**What is being asked:**
In the records that follow, locate every line with "densities" and extract it.

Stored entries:
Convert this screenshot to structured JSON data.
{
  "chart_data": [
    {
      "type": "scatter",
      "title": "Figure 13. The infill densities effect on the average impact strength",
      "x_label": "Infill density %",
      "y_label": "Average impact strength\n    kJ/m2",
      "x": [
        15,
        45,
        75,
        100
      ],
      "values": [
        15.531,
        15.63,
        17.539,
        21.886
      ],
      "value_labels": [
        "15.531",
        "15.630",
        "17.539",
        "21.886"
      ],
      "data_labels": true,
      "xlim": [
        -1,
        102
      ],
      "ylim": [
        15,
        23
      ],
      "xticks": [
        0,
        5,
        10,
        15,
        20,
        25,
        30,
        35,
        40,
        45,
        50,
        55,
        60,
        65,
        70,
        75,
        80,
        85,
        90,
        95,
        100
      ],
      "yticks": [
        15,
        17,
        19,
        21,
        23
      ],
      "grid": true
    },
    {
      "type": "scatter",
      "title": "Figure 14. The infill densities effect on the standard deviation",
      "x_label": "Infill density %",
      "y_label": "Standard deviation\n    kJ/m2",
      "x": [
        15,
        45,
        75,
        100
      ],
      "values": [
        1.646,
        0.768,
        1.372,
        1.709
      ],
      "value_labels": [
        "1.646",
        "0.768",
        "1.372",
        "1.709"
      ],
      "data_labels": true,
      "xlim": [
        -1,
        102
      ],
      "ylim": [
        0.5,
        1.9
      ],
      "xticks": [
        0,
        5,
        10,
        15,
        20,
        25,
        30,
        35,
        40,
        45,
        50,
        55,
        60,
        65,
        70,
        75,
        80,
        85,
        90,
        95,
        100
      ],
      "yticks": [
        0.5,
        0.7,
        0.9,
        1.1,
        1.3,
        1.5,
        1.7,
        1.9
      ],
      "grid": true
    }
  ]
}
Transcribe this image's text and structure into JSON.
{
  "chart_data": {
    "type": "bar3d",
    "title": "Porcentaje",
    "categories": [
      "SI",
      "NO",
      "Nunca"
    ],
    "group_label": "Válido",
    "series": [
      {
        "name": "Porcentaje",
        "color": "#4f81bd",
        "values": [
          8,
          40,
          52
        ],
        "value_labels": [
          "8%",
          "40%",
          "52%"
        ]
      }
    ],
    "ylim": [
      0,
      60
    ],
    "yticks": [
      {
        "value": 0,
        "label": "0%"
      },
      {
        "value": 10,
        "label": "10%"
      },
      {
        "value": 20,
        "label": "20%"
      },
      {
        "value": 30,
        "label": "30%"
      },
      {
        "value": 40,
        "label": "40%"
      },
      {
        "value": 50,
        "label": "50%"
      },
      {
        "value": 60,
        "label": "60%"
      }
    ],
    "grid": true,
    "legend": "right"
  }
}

* * *

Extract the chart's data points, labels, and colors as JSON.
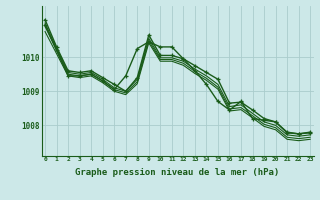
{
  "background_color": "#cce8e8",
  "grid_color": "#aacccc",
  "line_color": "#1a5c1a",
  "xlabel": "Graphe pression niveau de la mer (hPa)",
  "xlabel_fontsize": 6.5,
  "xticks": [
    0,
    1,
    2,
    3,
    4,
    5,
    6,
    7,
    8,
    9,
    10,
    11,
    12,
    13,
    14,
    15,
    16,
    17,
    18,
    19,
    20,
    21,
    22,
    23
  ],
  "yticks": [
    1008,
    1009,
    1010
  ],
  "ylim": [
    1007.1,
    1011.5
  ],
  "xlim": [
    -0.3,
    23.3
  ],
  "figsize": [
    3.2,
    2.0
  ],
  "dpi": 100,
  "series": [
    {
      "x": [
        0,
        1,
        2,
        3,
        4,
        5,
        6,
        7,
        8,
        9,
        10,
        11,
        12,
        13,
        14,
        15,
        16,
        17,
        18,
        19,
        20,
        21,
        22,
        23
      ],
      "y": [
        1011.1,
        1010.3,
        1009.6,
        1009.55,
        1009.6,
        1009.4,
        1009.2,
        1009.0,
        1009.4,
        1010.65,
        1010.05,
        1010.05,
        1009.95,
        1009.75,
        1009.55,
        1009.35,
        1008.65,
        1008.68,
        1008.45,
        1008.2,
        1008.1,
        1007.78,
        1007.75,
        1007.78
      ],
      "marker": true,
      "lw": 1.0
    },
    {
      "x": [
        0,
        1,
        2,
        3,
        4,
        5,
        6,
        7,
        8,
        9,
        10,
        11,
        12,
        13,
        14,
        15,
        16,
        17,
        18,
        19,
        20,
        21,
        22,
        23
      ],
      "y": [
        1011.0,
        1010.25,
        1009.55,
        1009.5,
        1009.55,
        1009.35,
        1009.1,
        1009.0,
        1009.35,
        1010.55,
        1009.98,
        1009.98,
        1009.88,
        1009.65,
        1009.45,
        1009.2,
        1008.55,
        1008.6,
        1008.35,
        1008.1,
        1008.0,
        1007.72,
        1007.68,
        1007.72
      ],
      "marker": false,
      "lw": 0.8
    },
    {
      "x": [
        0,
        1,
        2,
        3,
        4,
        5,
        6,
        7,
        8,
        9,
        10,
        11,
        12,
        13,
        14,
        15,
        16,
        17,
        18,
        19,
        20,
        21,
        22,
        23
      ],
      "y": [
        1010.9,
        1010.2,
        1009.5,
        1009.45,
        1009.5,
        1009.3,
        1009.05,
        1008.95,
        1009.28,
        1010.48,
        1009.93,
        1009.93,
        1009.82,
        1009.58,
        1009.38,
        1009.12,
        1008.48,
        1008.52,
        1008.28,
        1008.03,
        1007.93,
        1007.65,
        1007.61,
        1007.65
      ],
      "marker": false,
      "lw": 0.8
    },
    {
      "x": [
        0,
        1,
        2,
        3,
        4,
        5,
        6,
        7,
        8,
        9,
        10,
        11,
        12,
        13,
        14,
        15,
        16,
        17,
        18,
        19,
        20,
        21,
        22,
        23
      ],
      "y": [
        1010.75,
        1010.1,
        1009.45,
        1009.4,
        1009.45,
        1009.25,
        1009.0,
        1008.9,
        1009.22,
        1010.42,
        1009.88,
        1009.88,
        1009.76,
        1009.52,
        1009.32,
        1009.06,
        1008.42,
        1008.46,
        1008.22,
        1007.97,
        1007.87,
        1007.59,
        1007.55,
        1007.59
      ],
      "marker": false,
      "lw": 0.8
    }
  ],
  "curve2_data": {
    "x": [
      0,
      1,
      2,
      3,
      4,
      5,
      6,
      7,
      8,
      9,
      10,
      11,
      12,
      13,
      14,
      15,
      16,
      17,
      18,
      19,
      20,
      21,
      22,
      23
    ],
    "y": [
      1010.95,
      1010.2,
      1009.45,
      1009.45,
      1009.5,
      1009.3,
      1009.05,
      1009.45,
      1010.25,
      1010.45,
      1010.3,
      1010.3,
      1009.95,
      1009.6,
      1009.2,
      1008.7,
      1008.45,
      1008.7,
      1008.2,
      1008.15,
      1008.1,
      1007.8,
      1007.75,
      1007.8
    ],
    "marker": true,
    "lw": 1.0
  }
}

**The answer:**
      "title": "Figure 13. The infill densities effect on the average impact strength",
      "title": "Figure 14. The infill densities effect on the standard deviation",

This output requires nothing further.